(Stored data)
——————————
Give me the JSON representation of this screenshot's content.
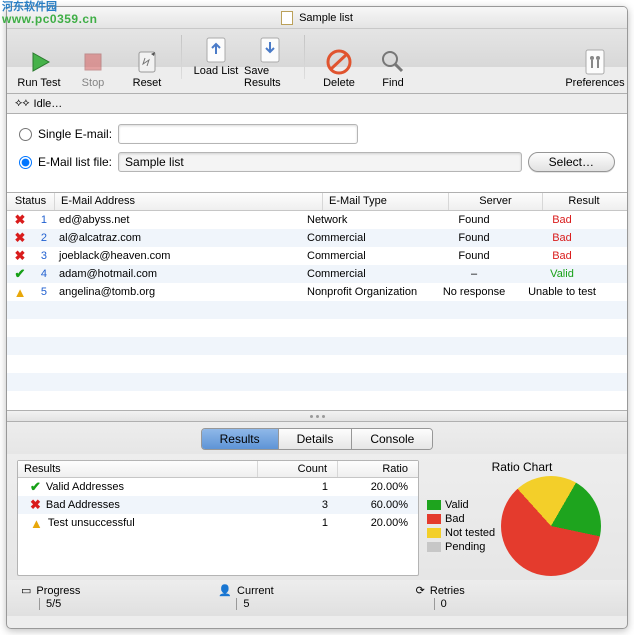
{
  "watermark": {
    "line1": "河东软件园",
    "line2": "www.pc0359.cn"
  },
  "window": {
    "title": "Sample list"
  },
  "toolbar": {
    "run_test": "Run Test",
    "stop": "Stop",
    "reset": "Reset",
    "load_list": "Load List",
    "save_results": "Save Results",
    "delete": "Delete",
    "find": "Find",
    "preferences": "Preferences"
  },
  "status": {
    "state": "Idle…"
  },
  "source": {
    "single_label": "Single E-mail:",
    "single_value": "",
    "file_label": "E-Mail list file:",
    "file_value": "Sample list",
    "select_btn": "Select…"
  },
  "table": {
    "headers": {
      "status": "Status",
      "email": "E-Mail Address",
      "type": "E-Mail Type",
      "server": "Server",
      "result": "Result"
    },
    "rows": [
      {
        "n": 1,
        "status": "bad",
        "email": "ed@abyss.net",
        "type": "Network",
        "server": "Found",
        "result": "Bad",
        "result_class": "bad"
      },
      {
        "n": 2,
        "status": "bad",
        "email": "al@alcatraz.com",
        "type": "Commercial",
        "server": "Found",
        "result": "Bad",
        "result_class": "bad"
      },
      {
        "n": 3,
        "status": "bad",
        "email": "joeblack@heaven.com",
        "type": "Commercial",
        "server": "Found",
        "result": "Bad",
        "result_class": "bad"
      },
      {
        "n": 4,
        "status": "valid",
        "email": "adam@hotmail.com",
        "type": "Commercial",
        "server": "–",
        "result": "Valid",
        "result_class": "valid"
      },
      {
        "n": 5,
        "status": "warn",
        "email": "angelina@tomb.org",
        "type": "Nonprofit Organization",
        "server": "No response",
        "result": "Unable to test",
        "result_class": ""
      }
    ]
  },
  "tabs": {
    "results": "Results",
    "details": "Details",
    "console": "Console"
  },
  "results_table": {
    "headers": {
      "results": "Results",
      "count": "Count",
      "ratio": "Ratio"
    },
    "rows": [
      {
        "icon": "valid",
        "label": "Valid Addresses",
        "count": 1,
        "ratio": "20.00%"
      },
      {
        "icon": "bad",
        "label": "Bad Addresses",
        "count": 3,
        "ratio": "60.00%"
      },
      {
        "icon": "warn",
        "label": "Test unsuccessful",
        "count": 1,
        "ratio": "20.00%"
      }
    ]
  },
  "chart_data": {
    "title": "Ratio Chart",
    "type": "pie",
    "slices": [
      {
        "name": "Valid",
        "value": 20,
        "color": "#1ea41e"
      },
      {
        "name": "Bad",
        "value": 60,
        "color": "#e43b2d"
      },
      {
        "name": "Not tested",
        "value": 20,
        "color": "#f3cf29"
      },
      {
        "name": "Pending",
        "value": 0,
        "color": "#c7c7c7"
      }
    ],
    "legend": [
      "Valid",
      "Bad",
      "Not tested",
      "Pending"
    ]
  },
  "metrics": {
    "progress_label": "Progress",
    "progress_val": "5/5",
    "current_label": "Current",
    "current_val": "5",
    "retries_label": "Retries",
    "retries_val": "0"
  }
}
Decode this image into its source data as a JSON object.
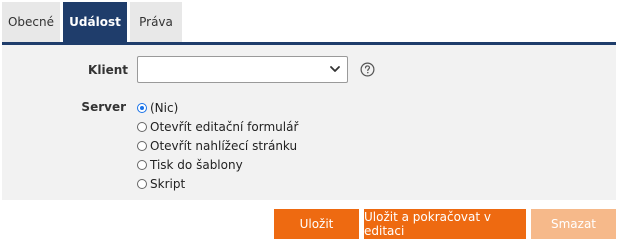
{
  "tabs": [
    {
      "label": "Obecné",
      "active": false
    },
    {
      "label": "Událost",
      "active": true
    },
    {
      "label": "Práva",
      "active": false
    }
  ],
  "form": {
    "klient": {
      "label": "Klient",
      "value": "",
      "help_icon": "question-circle-icon"
    },
    "server": {
      "label": "Server",
      "options": [
        {
          "label": "(Nic)",
          "checked": true
        },
        {
          "label": "Otevřít editační formulář",
          "checked": false
        },
        {
          "label": "Otevřít nahlížecí stránku",
          "checked": false
        },
        {
          "label": "Tisk do šablony",
          "checked": false
        },
        {
          "label": "Skript",
          "checked": false
        }
      ]
    }
  },
  "buttons": {
    "save": "Uložit",
    "save_continue": "Uložit a pokračovat v editaci",
    "delete": "Smazat"
  },
  "colors": {
    "tab_active": "#1f3d6b",
    "accent_orange": "#ee6a11",
    "disabled_orange": "#f6b98a",
    "panel_bg": "#f2f2f2"
  }
}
——————————
Emit the lines from the line containing "Decode this image" to the final line of the material, inclusive, exactly as written; pictures are excluded.

Decode this image into its source data as a JSON object.
{
  "tabs": [
    {
      "label": "Obecné",
      "active": false
    },
    {
      "label": "Událost",
      "active": true
    },
    {
      "label": "Práva",
      "active": false
    }
  ],
  "form": {
    "klient": {
      "label": "Klient",
      "value": "",
      "help_icon": "question-circle-icon"
    },
    "server": {
      "label": "Server",
      "options": [
        {
          "label": "(Nic)",
          "checked": true
        },
        {
          "label": "Otevřít editační formulář",
          "checked": false
        },
        {
          "label": "Otevřít nahlížecí stránku",
          "checked": false
        },
        {
          "label": "Tisk do šablony",
          "checked": false
        },
        {
          "label": "Skript",
          "checked": false
        }
      ]
    }
  },
  "buttons": {
    "save": "Uložit",
    "save_continue": "Uložit a pokračovat v editaci",
    "delete": "Smazat"
  },
  "colors": {
    "tab_active": "#1f3d6b",
    "accent_orange": "#ee6a11",
    "disabled_orange": "#f6b98a",
    "panel_bg": "#f2f2f2"
  }
}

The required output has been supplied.